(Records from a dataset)
START
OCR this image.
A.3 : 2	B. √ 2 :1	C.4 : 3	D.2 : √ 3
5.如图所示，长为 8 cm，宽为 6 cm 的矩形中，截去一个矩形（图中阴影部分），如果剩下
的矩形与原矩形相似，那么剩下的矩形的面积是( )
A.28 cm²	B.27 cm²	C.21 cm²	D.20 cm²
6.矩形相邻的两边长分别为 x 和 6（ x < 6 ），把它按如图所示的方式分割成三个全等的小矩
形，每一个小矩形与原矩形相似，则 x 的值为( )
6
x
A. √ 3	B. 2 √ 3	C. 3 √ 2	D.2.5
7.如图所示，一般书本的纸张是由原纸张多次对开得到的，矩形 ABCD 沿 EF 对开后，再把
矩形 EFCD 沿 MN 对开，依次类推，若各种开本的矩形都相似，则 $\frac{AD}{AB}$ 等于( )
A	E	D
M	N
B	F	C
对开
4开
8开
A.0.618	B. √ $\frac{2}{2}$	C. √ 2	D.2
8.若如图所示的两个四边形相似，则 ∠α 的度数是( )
END
Aim:
Make a tally of the lines in this data that include the string "frac", and answer with that tally alone.

Written answer:
2